-- Task material --
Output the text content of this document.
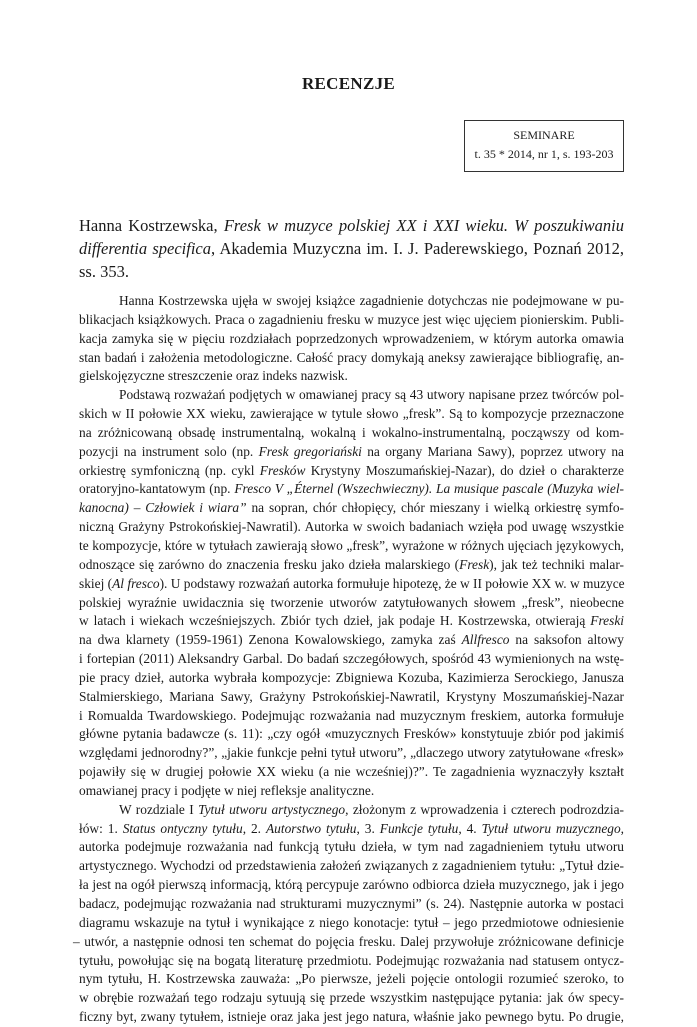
RECENZJE
SEMINARE
t. 35 * 2014, nr 1, s. 193-203
Hanna Kostrzewska, Fresk w muzyce polskiej XX i XXI wieku. W poszukiwaniu differentia specifica, Akademia Muzyczna im. I. J. Paderewskiego, Poznań 2012, ss. 353.
Hanna Kostrzewska ujęła w swojej książce zagadnienie dotychczas nie podejmowane w pu-
blikacjach książkowych. Praca o zagadnieniu fresku w muzyce jest więc ujęciem pionierskim. Publi-
kacja zamyka się w pięciu rozdziałach poprzedzonych wprowadzeniem, w którym autorka omawia
stan badań i założenia metodologiczne. Całość pracy domykają aneksy zawierające bibliografię, an-
gielskojęzyczne streszczenie oraz indeks nazwisk.
Podstawą rozważań podjętych w omawianej pracy są 43 utwory napisane przez twórców pol-
skich w II połowie XX wieku, zawierające w tytule słowo „fresk”. Są to kompozycje przeznaczone
na zróżnicowaną obsadę instrumentalną, wokalną i wokalno-instrumentalną, począwszy od kom-
pozycji na instrument solo (np. Fresk gregoriański na organy Mariana Sawy), poprzez utwory na
orkiestrę symfoniczną (np. cykl Fresków Krystyny Moszumańskiej-Nazar), do dzieł o charakterze
oratoryjno-kantatowym (np. Fresco V „Éternel (Wszechwieczny). La musique pascale (Muzyka wiel-
kanocna) – Człowiek i wiara” na sopran, chór chłopięcy, chór mieszany i wielką orkiestrę symfo-
niczną Grażyny Pstrokońskiej-Nawratil). Autorka w swoich badaniach wzięła pod uwagę wszystkie
te kompozycje, które w tytułach zawierają słowo „fresk”, wyrażone w różnych ujęciach językowych,
odnoszące się zarówno do znaczenia fresku jako dzieła malarskiego (Fresk), jak też techniki malar-
skiej (Al fresco). U podstawy rozważań autorka formułuje hipotezę, że w II połowie XX w. w muzyce
polskiej wyraźnie uwidacznia się tworzenie utworów zatytułowanych słowem „fresk”, nieobecne
w latach i wiekach wcześniejszych. Zbiór tych dzieł, jak podaje H. Kostrzewska, otwierają Freski
na dwa klarnety (1959-1961) Zenona Kowalowskiego, zamyka zaś Allfresco na saksofon altowy
i fortepian (2011) Aleksandry Garbal. Do badań szczegółowych, spośród 43 wymienionych na wstę-
pie pracy dzieł, autorka wybrała kompozycje: Zbigniewa Kozuba, Kazimierza Serockiego, Janusza
Stalmierskiego, Mariana Sawy, Grażyny Pstrokońskiej-Nawratil, Krystyny Moszumańskiej-Nazar
i Romualda Twardowskiego. Podejmując rozważania nad muzycznym freskiem, autorka formułuje
główne pytania badawcze (s. 11): „czy ogół «muzycznych Fresków» konstytuuje zbiór pod jakimiś
względami jednorodny?”, „jakie funkcje pełni tytuł utworu”, „dlaczego utwory zatytułowane «fresk»
pojawiły się w drugiej połowie XX wieku (a nie wcześniej)?”. Te zagadnienia wyznaczyły kształt
omawianej pracy i podjęte w niej refleksje analityczne.
W rozdziale I Tytuł utworu artystycznego, złożonym z wprowadzenia i czterech podrozdzia-
łów: 1. Status ontyczny tytułu, 2. Autorstwo tytułu, 3. Funkcje tytułu, 4. Tytuł utworu muzycznego,
autorka podejmuje rozważania nad funkcją tytułu dzieła, w tym nad zagadnieniem tytułu utworu
artystycznego. Wychodzi od przedstawienia założeń związanych z zagadnieniem tytułu: „Tytuł dzie-
ła jest na ogół pierwszą informacją, którą percypuje zarówno odbiorca dzieła muzycznego, jak i jego
badacz, podejmując rozważania nad strukturami muzycznymi” (s. 24). Następnie autorka w postaci
diagramu wskazuje na tytuł i wynikające z niego konotacje: tytuł – jego przedmiotowe odniesienie
– utwór, a następnie odnosi ten schemat do pojęcia fresku. Dalej przywołuje zróżnicowane definicje
tytułu, powołując się na bogatą literaturę przedmiotu. Podejmując rozważania nad statusem ontycz-
nym tytułu, H. Kostrzewska zauważa: „Po pierwsze, jeżeli pojęcie ontologii rozumieć szeroko, to
w obrębie rozważań tego rodzaju sytuują się przede wszystkim następujące pytania: jak ów specy-
ficzny byt, zwany tytułem, istnieje oraz jaka jest jego natura, właśnie jako pewnego bytu. Po drugie,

-- What is expected --
Return the listing above word for word, with the pictures removed.

-- Exercise solution --
Output the text content of this document.
RECENZJE
SEMINARE
t. 35 * 2014, nr 1, s. 193-203
Hanna Kostrzewska, Fresk w muzyce polskiej XX i XXI wieku. W poszukiwaniu differentia specifica, Akademia Muzyczna im. I. J. Paderewskiego, Poznań 2012, ss. 353.
Hanna Kostrzewska ujęła w swojej książce zagadnienie dotychczas nie podejmowane w pu-
blikacjach książkowych. Praca o zagadnieniu fresku w muzyce jest więc ujęciem pionierskim. Publi-
kacja zamyka się w pięciu rozdziałach poprzedzonych wprowadzeniem, w którym autorka omawia
stan badań i założenia metodologiczne. Całość pracy domykają aneksy zawierające bibliografię, an-
gielskojęzyczne streszczenie oraz indeks nazwisk.
Podstawą rozważań podjętych w omawianej pracy są 43 utwory napisane przez twórców pol-
skich w II połowie XX wieku, zawierające w tytule słowo „fresk”. Są to kompozycje przeznaczone
na zróżnicowaną obsadę instrumentalną, wokalną i wokalno-instrumentalną, począwszy od kom-
pozycji na instrument solo (np. Fresk gregoriański na organy Mariana Sawy), poprzez utwory na
orkiestrę symfoniczną (np. cykl Fresków Krystyny Moszumańskiej-Nazar), do dzieł o charakterze
oratoryjno-kantatowym (np. Fresco V „Éternel (Wszechwieczny). La musique pascale (Muzyka wiel-
kanocna) – Człowiek i wiara” na sopran, chór chłopięcy, chór mieszany i wielką orkiestrę symfo-
niczną Grażyny Pstrokońskiej-Nawratil). Autorka w swoich badaniach wzięła pod uwagę wszystkie
te kompozycje, które w tytułach zawierają słowo „fresk”, wyrażone w różnych ujęciach językowych,
odnoszące się zarówno do znaczenia fresku jako dzieła malarskiego (Fresk), jak też techniki malar-
skiej (Al fresco). U podstawy rozważań autorka formułuje hipotezę, że w II połowie XX w. w muzyce
polskiej wyraźnie uwidacznia się tworzenie utworów zatytułowanych słowem „fresk”, nieobecne
w latach i wiekach wcześniejszych. Zbiór tych dzieł, jak podaje H. Kostrzewska, otwierają Freski
na dwa klarnety (1959-1961) Zenona Kowalowskiego, zamyka zaś Allfresco na saksofon altowy
i fortepian (2011) Aleksandry Garbal. Do badań szczegółowych, spośród 43 wymienionych na wstę-
pie pracy dzieł, autorka wybrała kompozycje: Zbigniewa Kozuba, Kazimierza Serockiego, Janusza
Stalmierskiego, Mariana Sawy, Grażyny Pstrokońskiej-Nawratil, Krystyny Moszumańskiej-Nazar
i Romualda Twardowskiego. Podejmując rozważania nad muzycznym freskiem, autorka formułuje
główne pytania badawcze (s. 11): „czy ogół «muzycznych Fresków» konstytuuje zbiór pod jakimiś
względami jednorodny?”, „jakie funkcje pełni tytuł utworu”, „dlaczego utwory zatytułowane «fresk»
pojawiły się w drugiej połowie XX wieku (a nie wcześniej)?”. Te zagadnienia wyznaczyły kształt
omawianej pracy i podjęte w niej refleksje analityczne.
W rozdziale I Tytuł utworu artystycznego, złożonym z wprowadzenia i czterech podrozdzia-
łów: 1. Status ontyczny tytułu, 2. Autorstwo tytułu, 3. Funkcje tytułu, 4. Tytuł utworu muzycznego,
autorka podejmuje rozważania nad funkcją tytułu dzieła, w tym nad zagadnieniem tytułu utworu
artystycznego. Wychodzi od przedstawienia założeń związanych z zagadnieniem tytułu: „Tytuł dzie-
ła jest na ogół pierwszą informacją, którą percypuje zarówno odbiorca dzieła muzycznego, jak i jego
badacz, podejmując rozważania nad strukturami muzycznymi” (s. 24). Następnie autorka w postaci
diagramu wskazuje na tytuł i wynikające z niego konotacje: tytuł – jego przedmiotowe odniesienie
– utwór, a następnie odnosi ten schemat do pojęcia fresku. Dalej przywołuje zróżnicowane definicje
tytułu, powołując się na bogatą literaturę przedmiotu. Podejmując rozważania nad statusem ontycz-
nym tytułu, H. Kostrzewska zauważa: „Po pierwsze, jeżeli pojęcie ontologii rozumieć szeroko, to
w obrębie rozważań tego rodzaju sytuują się przede wszystkim następujące pytania: jak ów specy-
ficzny byt, zwany tytułem, istnieje oraz jaka jest jego natura, właśnie jako pewnego bytu. Po drugie,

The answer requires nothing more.